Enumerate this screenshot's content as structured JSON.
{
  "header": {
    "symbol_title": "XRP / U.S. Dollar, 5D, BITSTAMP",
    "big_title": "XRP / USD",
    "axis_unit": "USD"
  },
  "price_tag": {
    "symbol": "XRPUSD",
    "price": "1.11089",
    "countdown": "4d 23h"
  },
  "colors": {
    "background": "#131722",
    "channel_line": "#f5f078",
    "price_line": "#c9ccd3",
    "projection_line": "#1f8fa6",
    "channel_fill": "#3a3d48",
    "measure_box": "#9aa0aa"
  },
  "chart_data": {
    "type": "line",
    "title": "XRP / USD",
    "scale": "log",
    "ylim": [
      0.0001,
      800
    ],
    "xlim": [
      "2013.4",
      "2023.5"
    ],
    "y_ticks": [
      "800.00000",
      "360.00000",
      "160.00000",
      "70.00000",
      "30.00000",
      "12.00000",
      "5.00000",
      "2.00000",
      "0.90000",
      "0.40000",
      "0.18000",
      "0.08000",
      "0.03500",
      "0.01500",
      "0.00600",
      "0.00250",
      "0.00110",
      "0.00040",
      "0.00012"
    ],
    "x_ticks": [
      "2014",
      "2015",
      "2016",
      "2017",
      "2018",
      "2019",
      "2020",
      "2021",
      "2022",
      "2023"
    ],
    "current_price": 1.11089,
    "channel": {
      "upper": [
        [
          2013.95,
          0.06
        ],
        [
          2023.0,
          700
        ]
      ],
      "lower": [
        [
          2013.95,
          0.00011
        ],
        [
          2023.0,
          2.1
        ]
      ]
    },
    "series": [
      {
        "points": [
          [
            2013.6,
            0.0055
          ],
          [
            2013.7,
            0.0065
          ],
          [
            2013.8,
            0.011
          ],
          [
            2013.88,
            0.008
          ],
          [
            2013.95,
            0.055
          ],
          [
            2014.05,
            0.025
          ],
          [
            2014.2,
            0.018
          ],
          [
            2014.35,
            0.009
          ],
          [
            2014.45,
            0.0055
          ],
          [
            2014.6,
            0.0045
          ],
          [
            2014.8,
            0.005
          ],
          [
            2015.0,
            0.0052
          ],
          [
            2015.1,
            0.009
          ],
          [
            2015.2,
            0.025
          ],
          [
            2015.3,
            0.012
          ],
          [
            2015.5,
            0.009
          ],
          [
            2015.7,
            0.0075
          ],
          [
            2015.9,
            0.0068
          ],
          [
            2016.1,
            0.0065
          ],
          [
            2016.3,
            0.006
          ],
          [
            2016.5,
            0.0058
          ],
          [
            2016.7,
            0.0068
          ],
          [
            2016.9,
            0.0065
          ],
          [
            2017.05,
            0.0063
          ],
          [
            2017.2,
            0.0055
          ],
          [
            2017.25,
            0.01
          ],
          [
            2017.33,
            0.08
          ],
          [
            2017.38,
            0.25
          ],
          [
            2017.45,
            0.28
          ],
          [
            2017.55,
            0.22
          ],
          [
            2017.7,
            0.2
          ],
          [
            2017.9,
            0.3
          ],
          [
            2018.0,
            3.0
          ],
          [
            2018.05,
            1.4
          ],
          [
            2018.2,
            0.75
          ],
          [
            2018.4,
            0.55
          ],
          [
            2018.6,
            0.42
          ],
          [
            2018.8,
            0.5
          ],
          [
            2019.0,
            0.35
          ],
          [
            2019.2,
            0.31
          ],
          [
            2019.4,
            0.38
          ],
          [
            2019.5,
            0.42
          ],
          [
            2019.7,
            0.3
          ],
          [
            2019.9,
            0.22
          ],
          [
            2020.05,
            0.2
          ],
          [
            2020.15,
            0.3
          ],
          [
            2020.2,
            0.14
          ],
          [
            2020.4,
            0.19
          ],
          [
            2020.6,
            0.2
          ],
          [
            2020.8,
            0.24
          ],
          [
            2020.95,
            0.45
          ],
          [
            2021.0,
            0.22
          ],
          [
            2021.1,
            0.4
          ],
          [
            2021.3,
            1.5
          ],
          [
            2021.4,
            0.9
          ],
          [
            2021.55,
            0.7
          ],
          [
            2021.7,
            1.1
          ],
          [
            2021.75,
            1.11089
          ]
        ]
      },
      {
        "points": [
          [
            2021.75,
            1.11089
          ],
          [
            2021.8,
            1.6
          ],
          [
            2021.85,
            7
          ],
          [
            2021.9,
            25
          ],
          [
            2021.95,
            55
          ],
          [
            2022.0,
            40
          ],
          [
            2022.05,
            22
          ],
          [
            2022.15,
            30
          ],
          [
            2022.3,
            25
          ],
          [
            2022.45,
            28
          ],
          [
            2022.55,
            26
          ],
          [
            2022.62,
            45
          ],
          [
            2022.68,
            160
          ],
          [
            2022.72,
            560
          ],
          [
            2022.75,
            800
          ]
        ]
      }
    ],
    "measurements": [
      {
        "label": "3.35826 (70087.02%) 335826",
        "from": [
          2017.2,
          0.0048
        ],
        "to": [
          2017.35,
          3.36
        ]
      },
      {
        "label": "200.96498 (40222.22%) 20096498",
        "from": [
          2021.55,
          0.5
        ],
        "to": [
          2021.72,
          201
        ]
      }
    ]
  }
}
================================
WORK TO DO -
Extract the complete set of records unchanged.

ANSWER -
Enumerate this screenshot's content as structured JSON.
{
  "header": {
    "symbol_title": "XRP / U.S. Dollar, 5D, BITSTAMP",
    "big_title": "XRP / USD",
    "axis_unit": "USD"
  },
  "price_tag": {
    "symbol": "XRPUSD",
    "price": "1.11089",
    "countdown": "4d 23h"
  },
  "colors": {
    "background": "#131722",
    "channel_line": "#f5f078",
    "price_line": "#c9ccd3",
    "projection_line": "#1f8fa6",
    "channel_fill": "#3a3d48",
    "measure_box": "#9aa0aa"
  },
  "chart_data": {
    "type": "line",
    "title": "XRP / USD",
    "scale": "log",
    "ylim": [
      0.0001,
      800
    ],
    "xlim": [
      "2013.4",
      "2023.5"
    ],
    "y_ticks": [
      "800.00000",
      "360.00000",
      "160.00000",
      "70.00000",
      "30.00000",
      "12.00000",
      "5.00000",
      "2.00000",
      "0.90000",
      "0.40000",
      "0.18000",
      "0.08000",
      "0.03500",
      "0.01500",
      "0.00600",
      "0.00250",
      "0.00110",
      "0.00040",
      "0.00012"
    ],
    "x_ticks": [
      "2014",
      "2015",
      "2016",
      "2017",
      "2018",
      "2019",
      "2020",
      "2021",
      "2022",
      "2023"
    ],
    "current_price": 1.11089,
    "channel": {
      "upper": [
        [
          2013.95,
          0.06
        ],
        [
          2023.0,
          700
        ]
      ],
      "lower": [
        [
          2013.95,
          0.00011
        ],
        [
          2023.0,
          2.1
        ]
      ]
    },
    "series": [
      {
        "points": [
          [
            2013.6,
            0.0055
          ],
          [
            2013.7,
            0.0065
          ],
          [
            2013.8,
            0.011
          ],
          [
            2013.88,
            0.008
          ],
          [
            2013.95,
            0.055
          ],
          [
            2014.05,
            0.025
          ],
          [
            2014.2,
            0.018
          ],
          [
            2014.35,
            0.009
          ],
          [
            2014.45,
            0.0055
          ],
          [
            2014.6,
            0.0045
          ],
          [
            2014.8,
            0.005
          ],
          [
            2015.0,
            0.0052
          ],
          [
            2015.1,
            0.009
          ],
          [
            2015.2,
            0.025
          ],
          [
            2015.3,
            0.012
          ],
          [
            2015.5,
            0.009
          ],
          [
            2015.7,
            0.0075
          ],
          [
            2015.9,
            0.0068
          ],
          [
            2016.1,
            0.0065
          ],
          [
            2016.3,
            0.006
          ],
          [
            2016.5,
            0.0058
          ],
          [
            2016.7,
            0.0068
          ],
          [
            2016.9,
            0.0065
          ],
          [
            2017.05,
            0.0063
          ],
          [
            2017.2,
            0.0055
          ],
          [
            2017.25,
            0.01
          ],
          [
            2017.33,
            0.08
          ],
          [
            2017.38,
            0.25
          ],
          [
            2017.45,
            0.28
          ],
          [
            2017.55,
            0.22
          ],
          [
            2017.7,
            0.2
          ],
          [
            2017.9,
            0.3
          ],
          [
            2018.0,
            3.0
          ],
          [
            2018.05,
            1.4
          ],
          [
            2018.2,
            0.75
          ],
          [
            2018.4,
            0.55
          ],
          [
            2018.6,
            0.42
          ],
          [
            2018.8,
            0.5
          ],
          [
            2019.0,
            0.35
          ],
          [
            2019.2,
            0.31
          ],
          [
            2019.4,
            0.38
          ],
          [
            2019.5,
            0.42
          ],
          [
            2019.7,
            0.3
          ],
          [
            2019.9,
            0.22
          ],
          [
            2020.05,
            0.2
          ],
          [
            2020.15,
            0.3
          ],
          [
            2020.2,
            0.14
          ],
          [
            2020.4,
            0.19
          ],
          [
            2020.6,
            0.2
          ],
          [
            2020.8,
            0.24
          ],
          [
            2020.95,
            0.45
          ],
          [
            2021.0,
            0.22
          ],
          [
            2021.1,
            0.4
          ],
          [
            2021.3,
            1.5
          ],
          [
            2021.4,
            0.9
          ],
          [
            2021.55,
            0.7
          ],
          [
            2021.7,
            1.1
          ],
          [
            2021.75,
            1.11089
          ]
        ]
      },
      {
        "points": [
          [
            2021.75,
            1.11089
          ],
          [
            2021.8,
            1.6
          ],
          [
            2021.85,
            7
          ],
          [
            2021.9,
            25
          ],
          [
            2021.95,
            55
          ],
          [
            2022.0,
            40
          ],
          [
            2022.05,
            22
          ],
          [
            2022.15,
            30
          ],
          [
            2022.3,
            25
          ],
          [
            2022.45,
            28
          ],
          [
            2022.55,
            26
          ],
          [
            2022.62,
            45
          ],
          [
            2022.68,
            160
          ],
          [
            2022.72,
            560
          ],
          [
            2022.75,
            800
          ]
        ]
      }
    ],
    "measurements": [
      {
        "label": "3.35826 (70087.02%) 335826",
        "from": [
          2017.2,
          0.0048
        ],
        "to": [
          2017.35,
          3.36
        ]
      },
      {
        "label": "200.96498 (40222.22%) 20096498",
        "from": [
          2021.55,
          0.5
        ],
        "to": [
          2021.72,
          201
        ]
      }
    ]
  }
}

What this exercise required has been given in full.